• _GIVEN INSTRUCTION 1_
Format the stretch of the stored data rows from the line containing "document-body-block: I.Доходы за" through the end of those rows as a JSON list of strings, one string per line, with blank lines omitted.

• _PASSAGE TO READ_

* BEGIN *

Studio album by Tracy Lawrence
- Released: October 23, 2001
- Genre: Country
- Length: 40:38
- Label: Warner Records
- Producer: Tracy Lawrence, Flip Anderson

Tracy Lawrence chronology
| Lessons Learned (2000) | Tracy Lawrence (2001) | Strong (2004) |

Singles from Tracy Lawrence
- "Life Don't Have to Be So Hard" Released: August 27, 2002; "What a Memory" Released: February 4, 2003;

= Tracy Lawrence (album) =

Tracy Lawrence is the seventh studio album by American country music artist of the same name. It was released on October 23, 2001 by Warner Records. Only two singles were released from this album: "Life Don't Have to Be So Hard" and "What a Memory", the latter of which failed to make Top 40 on the country charts. "That Was Us" was later recorded by Randy Travis on his 2004 album Passing Through.

Professional ratings
Review scores
| Source | Rating |
| Allmusic |  |

==Track listing==

| No. | Title | Writer(s) | Length |
|---|---|---|---|
| 1. | "Crawlin' Again" | Kenny Beard, Michael White | 2:50 |
| 2. | "Life Don't Have to Be So Hard" | Casey Beathard, Kenny D. West | 3:14 |
| 3. | "It's Got You All Over It" | J. B. Rudd, Jerry Salley, Lance Miller | 2:59 |
| 4. | "Getting Back Up" | Marla Cannon-Goodman, Bobby Pinson | 4:12 |
| 5. | "It's Hard to Be an Outlaw" | Paul Nelson, Larry Boone, Pinson | 3:29 |
| 6. | "Meant to Be" | Tracy Lawrence, Flip Anderson, Rick Huckaby | 3:21 |
| 7. | "That Was Us" | Craig Wiseman, Tony Lane | 3:20 |
| 8. | "She Loved the Devil Out of Me" | Eric Clark, Lawrence, Huckaby | 3:13 |
| 9. | "Whole Lot of Lettin' Go" | Nelson, Boone, Lawrence | 3:13 |
| 10. | "What a Memory" | Beard, Jeff Bates | 4:27 |
| 11. | "God's Green Earth" | Billy Yates, Monty Criswell | 2:43 |
| 12. | "I Won All the Battles" | Nelson, Boone, Lawrence | 3:37 |

==Personnel==
From Liner Notes
- Alison Brown - banjo on "She Loved the Devil Out of Me" and "God's Green Earth"

* END *

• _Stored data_

* BEGIN *

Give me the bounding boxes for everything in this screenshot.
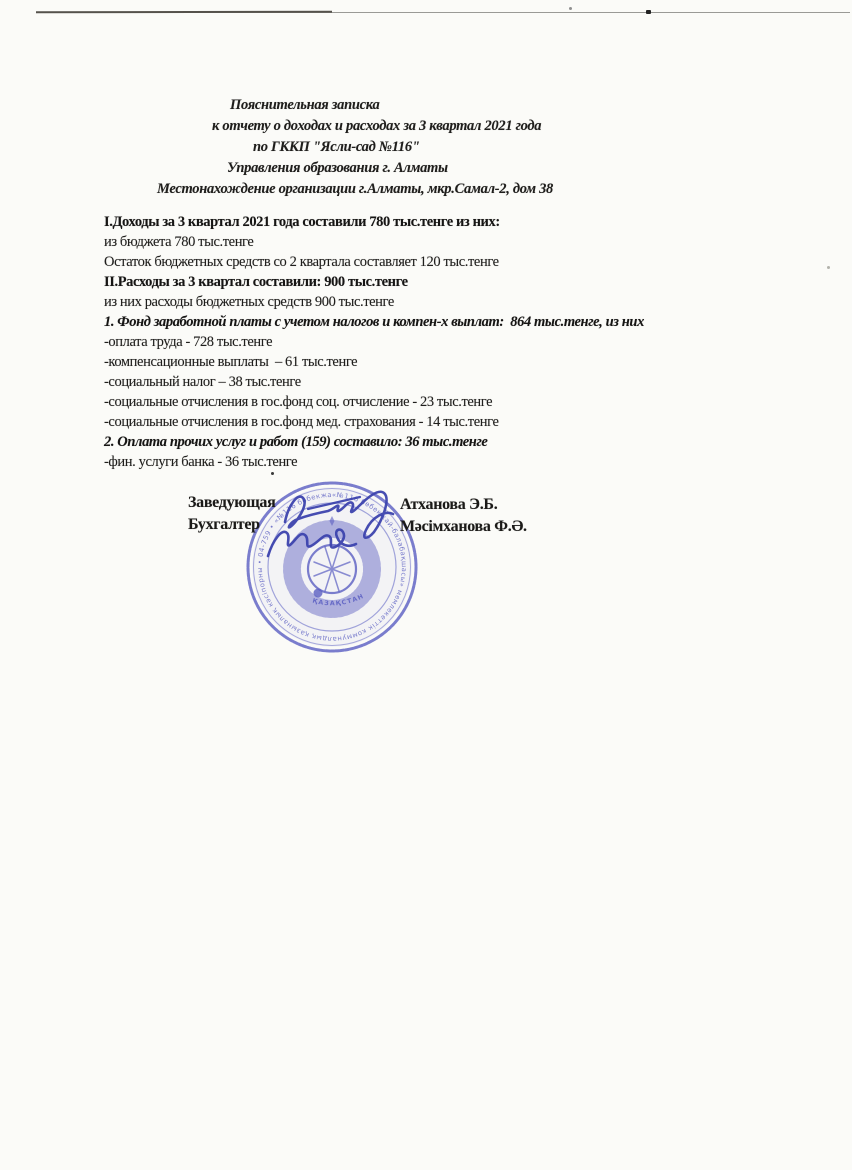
document-body-block: I.Доходы за 3 квартал 2021 года составил… [104, 212, 804, 472]
scan-speck [569, 7, 572, 10]
doc-title-line: Местонахождение организации г.Алматы, мк… [157, 179, 852, 200]
doc-text-line: I.Доходы за 3 квартал 2021 года составил… [104, 212, 804, 232]
doc-text-line: -социальные отчисления в гос.фонд мед. с… [104, 412, 804, 432]
handwritten-signatures [230, 478, 430, 578]
emblem-dot [314, 589, 323, 598]
scanned-document-page: Пояснительная записка к отчету о доходах… [0, 0, 852, 1170]
doc-text-line: -оплата труда - 728 тыс.тенге [104, 332, 804, 352]
doc-text-line: из них расходы бюджетных средств 900 тыс… [104, 292, 804, 312]
doc-text-line: из бюджета 780 тыс.тенге [104, 232, 804, 252]
signature-ink [268, 492, 393, 556]
doc-text-line: 1. Фонд заработной платы с учетом налого… [104, 312, 804, 332]
doc-text-line: -компенсационные выплаты – 61 тыс.тенге [104, 352, 804, 372]
scan-speck [646, 10, 651, 14]
doc-title-line: по ГККП "Ясли-сад №116" [253, 137, 852, 158]
doc-text-line: -социальные отчисления в гос.фонд соц. о… [104, 392, 804, 412]
doc-title-line: к отчету о доходах и расходах за 3 кварт… [212, 116, 852, 137]
signature-accountant-stroke [268, 530, 356, 556]
doc-title-line: Управления образования г. Алматы [227, 158, 852, 179]
doc-text-line: Остаток бюджетных средств со 2 квартала … [104, 252, 804, 272]
doc-text-line: -социальный налог – 38 тыс.тенге [104, 372, 804, 392]
doc-text-line: -фин. услуги банка - 36 тыс.тенге [104, 452, 804, 472]
document-title-block: Пояснительная записка к отчету о доходах… [0, 95, 852, 200]
doc-text-line: II.Расходы за 3 квартал составили: 900 т… [104, 272, 804, 292]
doc-text-line: 2. Оплата прочих услуг и работ (159) сос… [104, 432, 804, 452]
doc-title-line: Пояснительная записка [230, 95, 852, 116]
scan-edge-line-dark [36, 11, 332, 13]
scan-speck [827, 266, 830, 269]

* END *

• _GIVEN INSTRUCTION 2_
Return the stretch of the album article from "Singles from Tracy" through "album Passing Through.", copied word for word.

• _CORRECT RESULT 1_
[
  "document-body-block: I.Доходы за 3 квартал 2021 года составил… [104, 212, 804, 472]",
  "scan-speck [569, 7, 572, 10]",
  "doc-title-line: Местонахождение организации г.Алматы, мк… [157, 179, 852, 200]",
  "doc-text-line: I.Доходы за 3 квартал 2021 года составил… [104, 212, 804, 232]",
  "doc-text-line: -социальные отчисления в гос.фонд мед. с… [104, 412, 804, 432]",
  "handwritten-signatures [230, 478, 430, 578]",
  "emblem-dot [314, 589, 323, 598]",
  "scanned-document-page: Пояснительная записка к отчету о доходах… [0, 0, 852, 1170]",
  "doc-text-line: -оплата труда - 728 тыс.тенге [104, 332, 804, 352]",
  "doc-text-line: из них расходы бюджетных средств 900 тыс… [104, 292, 804, 312]",
  "doc-text-line: из бюджета 780 тыс.тенге [104, 232, 804, 252]",
  "signature-ink [268, 492, 393, 556]",
  "doc-text-line: 1. Фонд заработной платы с учетом налого… [104, 312, 804, 332]",
  "doc-text-line: -компенсационные выплаты – 61 тыс.тенге [104, 352, 804, 372]",
  "scan-speck [646, 10, 651, 14]",
  "doc-title-line: по ГККП \"Ясли-сад №116\" [253, 137, 852, 158]",
  "doc-text-line: -социальные отчисления в гос.фонд соц. о… [104, 392, 804, 412]",
  "doc-title-line: к отчету о доходах и расходах за 3 кварт… [212, 116, 852, 137]",
  "signature-accountant-stroke [268, 530, 356, 556]",
  "doc-title-line: Управления образования г. Алматы [227, 158, 852, 179]",
  "doc-text-line: Остаток бюджетных средств со 2 квартала … [104, 252, 804, 272]",
  "doc-text-line: -социальный налог – 38 тыс.тенге [104, 372, 804, 392]",
  "doc-text-line: -фин. услуги банка - 36 тыс.тенге [104, 452, 804, 472]",
  "document-title-block: Пояснительная записка к отчету о доходах… [0, 95, 852, 200]",
  "doc-text-line: II.Расходы за 3 квартал составили: 900 т… [104, 272, 804, 292]",
  "doc-text-line: 2. Оплата прочих услуг и работ (159) сос… [104, 432, 804, 452]",
  "doc-title-line: Пояснительная записка [230, 95, 852, 116]",
  "scan-edge-line-dark [36, 11, 332, 13]",
  "scan-speck [827, 266, 830, 269]"
]

• _CORRECT RESULT 2_
Singles from Tracy Lawrence
- "Life Don't Have to Be So Hard" Released: August 27, 2002; "What a Memory" Released: February 4, 2003;

= Tracy Lawrence (album) =

Tracy Lawrence is the seventh studio album by American country music artist of the same name. It was released on October 23, 2001 by Warner Records. Only two singles were released from this album: "Life Don't Have to Be So Hard" and "What a Memory", the latter of which failed to make Top 40 on the country charts. "That Was Us" was later recorded by Randy Travis on his 2004 album Passing Through.